### GIVEN REQUEST:
Search the listing below for the word "viên" and copy each line that holds it.

begin ENTRIES SHOWN

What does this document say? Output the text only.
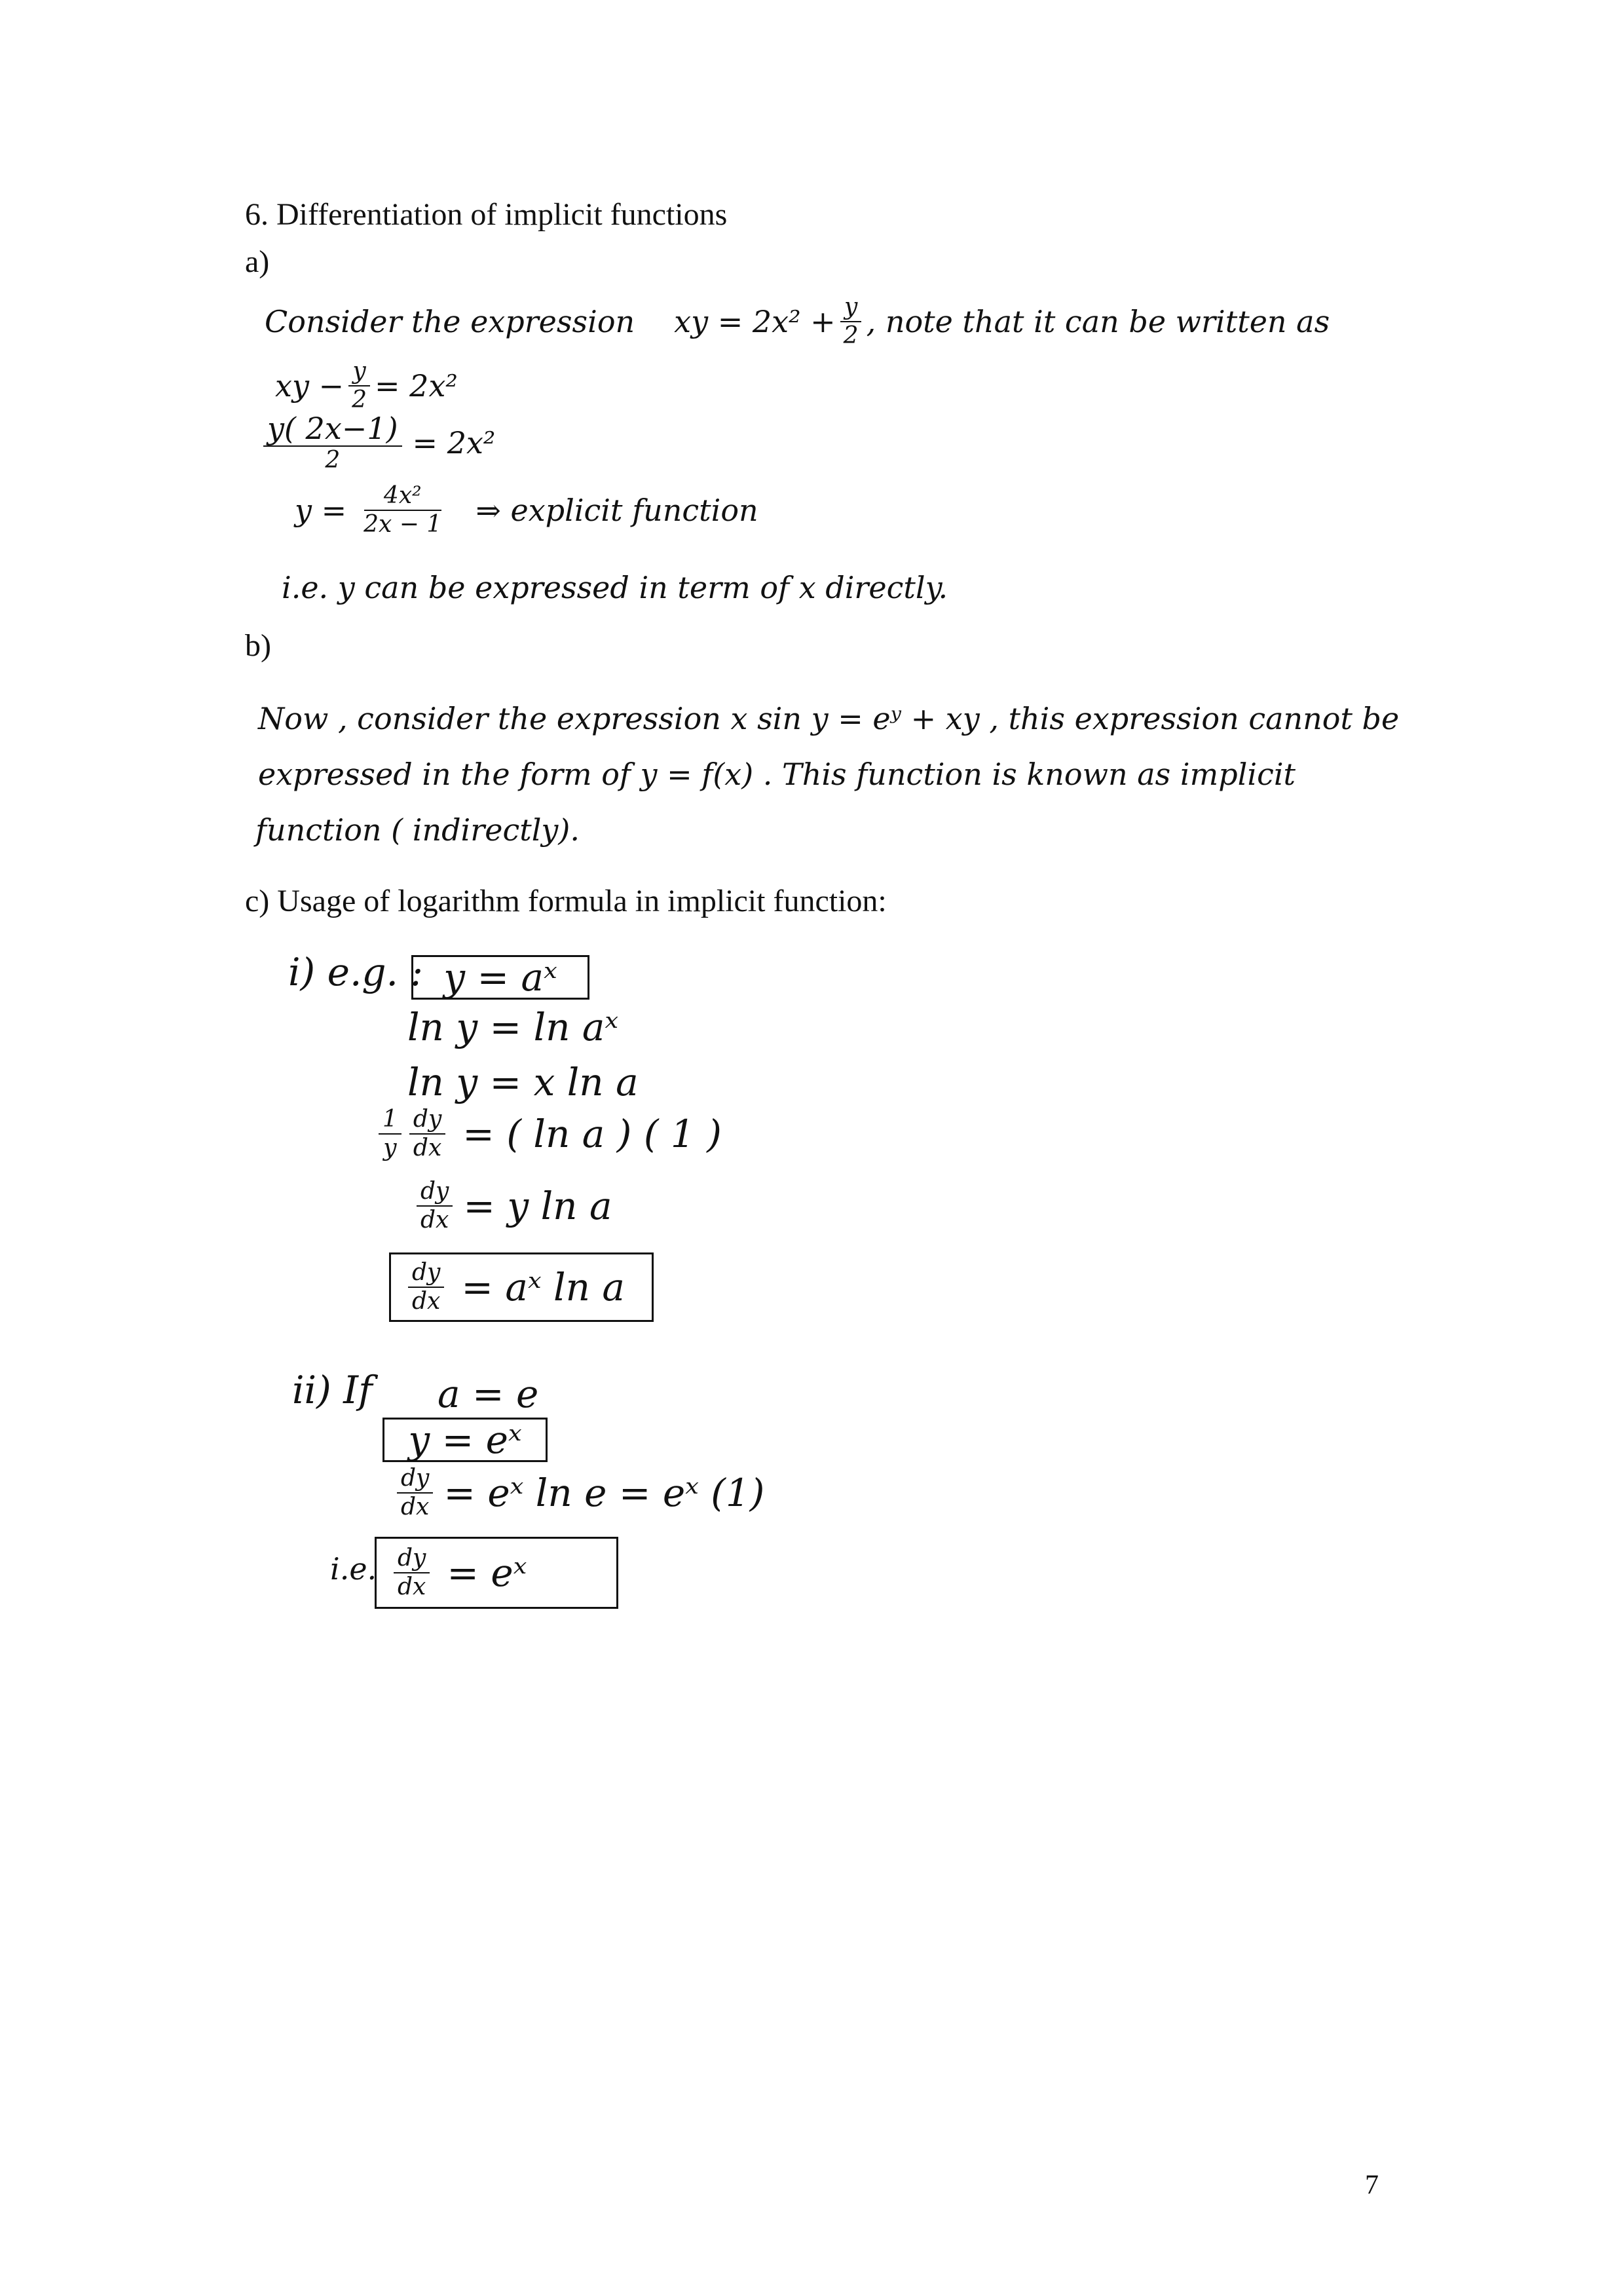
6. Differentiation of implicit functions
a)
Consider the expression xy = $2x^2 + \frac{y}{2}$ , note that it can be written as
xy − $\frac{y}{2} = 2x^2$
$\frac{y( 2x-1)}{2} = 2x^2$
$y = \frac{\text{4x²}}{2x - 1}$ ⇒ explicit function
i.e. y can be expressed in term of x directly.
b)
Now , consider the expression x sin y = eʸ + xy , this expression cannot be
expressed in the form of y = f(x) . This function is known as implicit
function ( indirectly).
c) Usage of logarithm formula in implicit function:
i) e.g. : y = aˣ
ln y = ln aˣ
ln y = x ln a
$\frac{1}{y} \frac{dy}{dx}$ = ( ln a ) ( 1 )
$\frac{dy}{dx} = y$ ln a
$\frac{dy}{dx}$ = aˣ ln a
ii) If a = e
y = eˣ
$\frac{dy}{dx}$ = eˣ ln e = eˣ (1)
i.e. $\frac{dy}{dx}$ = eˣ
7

end ENTRIES SHOWN
begin ENTRIES SHOWN

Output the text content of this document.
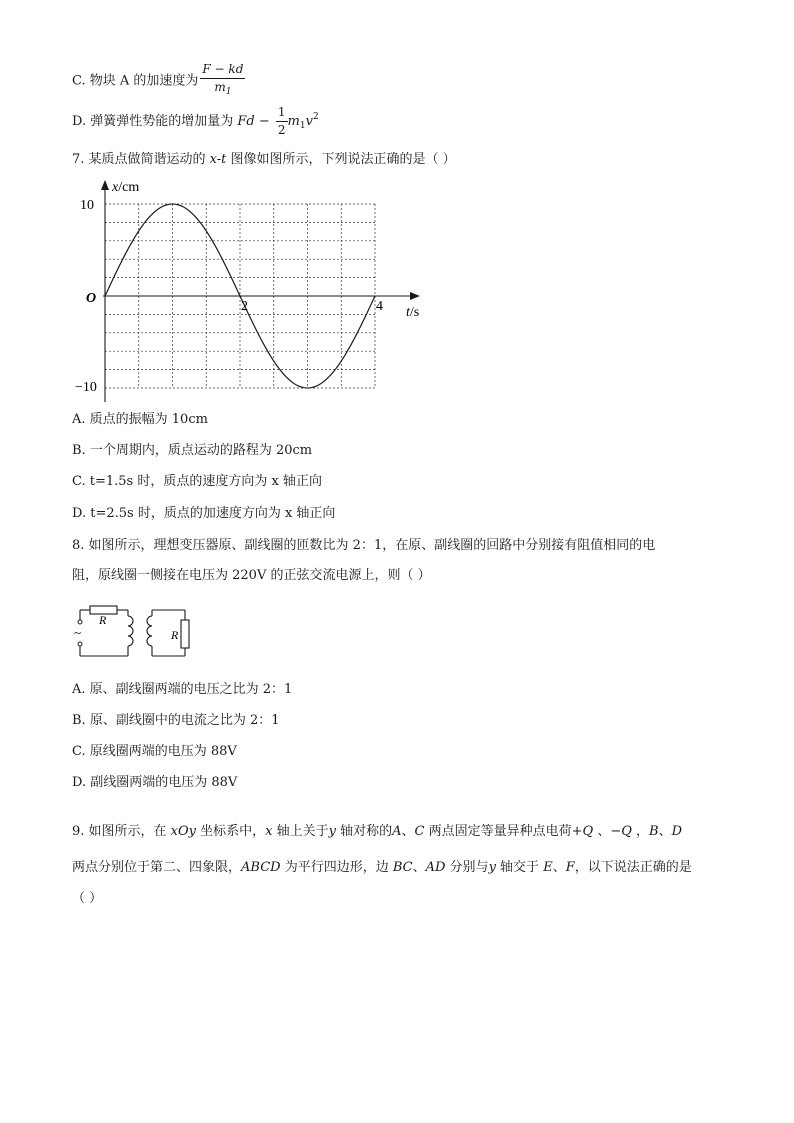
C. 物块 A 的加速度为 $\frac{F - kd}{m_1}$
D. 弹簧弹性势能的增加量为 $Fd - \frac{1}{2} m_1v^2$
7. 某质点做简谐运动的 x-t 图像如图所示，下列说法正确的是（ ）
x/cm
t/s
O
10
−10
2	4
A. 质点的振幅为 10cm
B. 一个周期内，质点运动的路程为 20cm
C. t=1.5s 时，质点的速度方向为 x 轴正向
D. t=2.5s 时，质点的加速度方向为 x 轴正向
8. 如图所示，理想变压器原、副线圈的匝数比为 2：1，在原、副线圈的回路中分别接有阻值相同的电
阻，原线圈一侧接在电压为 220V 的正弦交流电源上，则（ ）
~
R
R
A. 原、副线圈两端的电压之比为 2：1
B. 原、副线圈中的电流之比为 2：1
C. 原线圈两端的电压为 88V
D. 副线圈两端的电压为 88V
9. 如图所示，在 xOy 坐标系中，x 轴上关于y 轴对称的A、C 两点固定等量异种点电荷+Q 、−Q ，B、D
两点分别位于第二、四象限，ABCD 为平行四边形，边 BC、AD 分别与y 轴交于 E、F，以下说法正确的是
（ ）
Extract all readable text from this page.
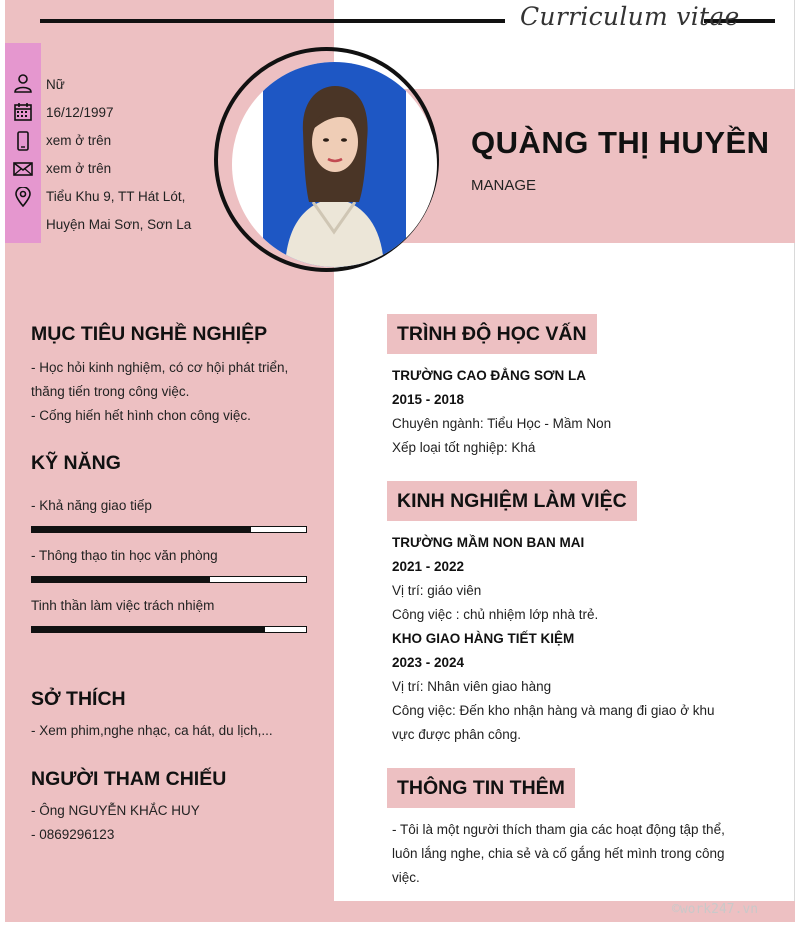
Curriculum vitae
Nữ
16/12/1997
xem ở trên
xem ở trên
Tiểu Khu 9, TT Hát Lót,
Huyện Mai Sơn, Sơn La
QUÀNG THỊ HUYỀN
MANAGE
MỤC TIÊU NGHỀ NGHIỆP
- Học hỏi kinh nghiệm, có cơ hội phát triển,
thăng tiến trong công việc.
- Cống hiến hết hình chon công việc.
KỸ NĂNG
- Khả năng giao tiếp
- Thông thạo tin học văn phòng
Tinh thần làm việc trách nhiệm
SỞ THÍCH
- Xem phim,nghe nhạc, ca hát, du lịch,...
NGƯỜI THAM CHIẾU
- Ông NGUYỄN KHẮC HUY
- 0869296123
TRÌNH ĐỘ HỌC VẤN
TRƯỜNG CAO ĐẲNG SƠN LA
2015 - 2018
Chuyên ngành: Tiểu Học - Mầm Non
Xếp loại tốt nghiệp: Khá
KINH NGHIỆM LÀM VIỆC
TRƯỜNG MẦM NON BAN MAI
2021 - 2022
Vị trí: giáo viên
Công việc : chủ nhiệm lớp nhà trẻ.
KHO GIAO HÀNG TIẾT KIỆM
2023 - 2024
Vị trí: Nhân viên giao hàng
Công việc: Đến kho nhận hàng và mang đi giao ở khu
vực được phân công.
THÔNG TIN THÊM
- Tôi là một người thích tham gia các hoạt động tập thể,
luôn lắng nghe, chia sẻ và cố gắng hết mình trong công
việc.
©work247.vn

end ENTRIES SHOWN

### RESPONSE FOR THIS EXERCISE:
Vị trí: giáo viên
Vị trí: Nhân viên giao hàng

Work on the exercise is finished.